- [Task brief] List every line in this data where the string "JSON" occurs.

- [Information supplied]
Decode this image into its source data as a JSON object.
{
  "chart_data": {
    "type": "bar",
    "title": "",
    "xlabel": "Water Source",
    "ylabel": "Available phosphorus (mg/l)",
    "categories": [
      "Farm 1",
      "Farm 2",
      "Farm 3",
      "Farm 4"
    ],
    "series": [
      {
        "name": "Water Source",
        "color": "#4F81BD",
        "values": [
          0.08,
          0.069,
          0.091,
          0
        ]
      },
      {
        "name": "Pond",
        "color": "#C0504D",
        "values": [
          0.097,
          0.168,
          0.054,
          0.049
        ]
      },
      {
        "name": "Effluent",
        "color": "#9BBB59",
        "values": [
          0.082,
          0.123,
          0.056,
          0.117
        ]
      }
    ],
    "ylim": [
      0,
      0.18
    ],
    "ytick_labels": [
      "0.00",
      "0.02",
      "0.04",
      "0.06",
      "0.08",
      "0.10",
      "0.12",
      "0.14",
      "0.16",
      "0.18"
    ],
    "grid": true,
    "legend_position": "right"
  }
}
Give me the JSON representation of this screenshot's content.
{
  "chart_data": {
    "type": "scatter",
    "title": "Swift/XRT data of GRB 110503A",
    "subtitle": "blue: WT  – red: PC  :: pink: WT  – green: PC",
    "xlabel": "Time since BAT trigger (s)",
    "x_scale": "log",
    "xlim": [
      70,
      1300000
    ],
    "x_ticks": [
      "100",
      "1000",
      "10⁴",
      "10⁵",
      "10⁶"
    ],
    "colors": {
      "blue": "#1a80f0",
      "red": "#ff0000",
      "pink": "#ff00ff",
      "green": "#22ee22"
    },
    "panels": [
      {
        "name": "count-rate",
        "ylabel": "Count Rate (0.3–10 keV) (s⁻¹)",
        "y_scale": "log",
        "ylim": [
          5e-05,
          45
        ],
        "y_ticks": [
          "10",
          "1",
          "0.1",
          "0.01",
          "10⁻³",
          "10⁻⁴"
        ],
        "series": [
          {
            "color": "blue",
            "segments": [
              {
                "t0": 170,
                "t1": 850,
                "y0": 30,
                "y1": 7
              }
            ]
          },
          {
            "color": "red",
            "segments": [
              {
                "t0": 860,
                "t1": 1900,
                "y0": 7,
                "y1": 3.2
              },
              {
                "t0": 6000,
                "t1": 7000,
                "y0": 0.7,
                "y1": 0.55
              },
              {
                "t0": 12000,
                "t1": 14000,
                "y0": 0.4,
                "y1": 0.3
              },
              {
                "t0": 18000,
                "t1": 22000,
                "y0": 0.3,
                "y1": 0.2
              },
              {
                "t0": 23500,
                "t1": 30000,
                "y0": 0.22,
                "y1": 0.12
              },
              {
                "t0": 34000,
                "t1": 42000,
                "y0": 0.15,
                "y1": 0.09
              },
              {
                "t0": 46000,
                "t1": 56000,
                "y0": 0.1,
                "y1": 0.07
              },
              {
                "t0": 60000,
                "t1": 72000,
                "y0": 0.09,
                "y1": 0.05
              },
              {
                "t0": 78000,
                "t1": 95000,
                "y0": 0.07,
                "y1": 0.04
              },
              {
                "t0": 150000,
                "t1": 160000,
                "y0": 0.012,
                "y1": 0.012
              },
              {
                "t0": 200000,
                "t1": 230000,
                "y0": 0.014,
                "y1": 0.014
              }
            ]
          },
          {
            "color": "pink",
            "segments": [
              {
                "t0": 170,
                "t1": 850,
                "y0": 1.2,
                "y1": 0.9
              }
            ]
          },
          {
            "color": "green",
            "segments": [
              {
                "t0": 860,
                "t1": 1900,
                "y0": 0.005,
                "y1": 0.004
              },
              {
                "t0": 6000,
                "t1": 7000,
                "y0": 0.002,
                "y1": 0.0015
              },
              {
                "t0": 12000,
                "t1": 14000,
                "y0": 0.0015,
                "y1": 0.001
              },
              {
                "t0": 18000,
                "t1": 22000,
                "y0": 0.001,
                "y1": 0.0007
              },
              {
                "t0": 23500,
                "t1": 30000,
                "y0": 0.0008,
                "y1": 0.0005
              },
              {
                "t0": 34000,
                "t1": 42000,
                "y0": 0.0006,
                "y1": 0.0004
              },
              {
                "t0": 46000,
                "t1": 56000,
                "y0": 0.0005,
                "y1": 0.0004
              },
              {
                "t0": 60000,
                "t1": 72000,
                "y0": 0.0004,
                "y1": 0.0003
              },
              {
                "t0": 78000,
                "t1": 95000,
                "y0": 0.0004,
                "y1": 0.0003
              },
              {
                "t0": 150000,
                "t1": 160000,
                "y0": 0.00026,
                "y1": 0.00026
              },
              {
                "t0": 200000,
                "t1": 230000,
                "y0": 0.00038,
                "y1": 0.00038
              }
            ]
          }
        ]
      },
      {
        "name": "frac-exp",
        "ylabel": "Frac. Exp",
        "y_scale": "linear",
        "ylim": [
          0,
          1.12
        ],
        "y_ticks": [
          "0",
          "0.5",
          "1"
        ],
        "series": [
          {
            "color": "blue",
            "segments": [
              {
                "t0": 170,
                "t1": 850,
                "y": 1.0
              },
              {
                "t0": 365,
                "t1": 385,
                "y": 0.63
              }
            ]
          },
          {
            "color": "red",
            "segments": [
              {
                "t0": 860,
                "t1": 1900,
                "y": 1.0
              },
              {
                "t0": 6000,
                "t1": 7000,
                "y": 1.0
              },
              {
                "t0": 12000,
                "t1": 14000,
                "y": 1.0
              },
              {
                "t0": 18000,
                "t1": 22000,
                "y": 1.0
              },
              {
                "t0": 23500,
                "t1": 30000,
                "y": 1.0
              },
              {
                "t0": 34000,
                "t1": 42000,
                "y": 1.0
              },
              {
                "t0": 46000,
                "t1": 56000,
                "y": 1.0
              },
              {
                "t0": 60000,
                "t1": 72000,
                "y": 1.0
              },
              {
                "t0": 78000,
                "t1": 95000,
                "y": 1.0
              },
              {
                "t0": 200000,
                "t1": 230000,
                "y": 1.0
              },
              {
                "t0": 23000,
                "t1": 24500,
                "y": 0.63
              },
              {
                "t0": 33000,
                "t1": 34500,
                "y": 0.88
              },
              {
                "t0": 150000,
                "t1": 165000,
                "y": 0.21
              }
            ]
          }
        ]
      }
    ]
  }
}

- [Full answer]
Decode this image into its source data as a JSON object.
Give me the JSON representation of this screenshot's content.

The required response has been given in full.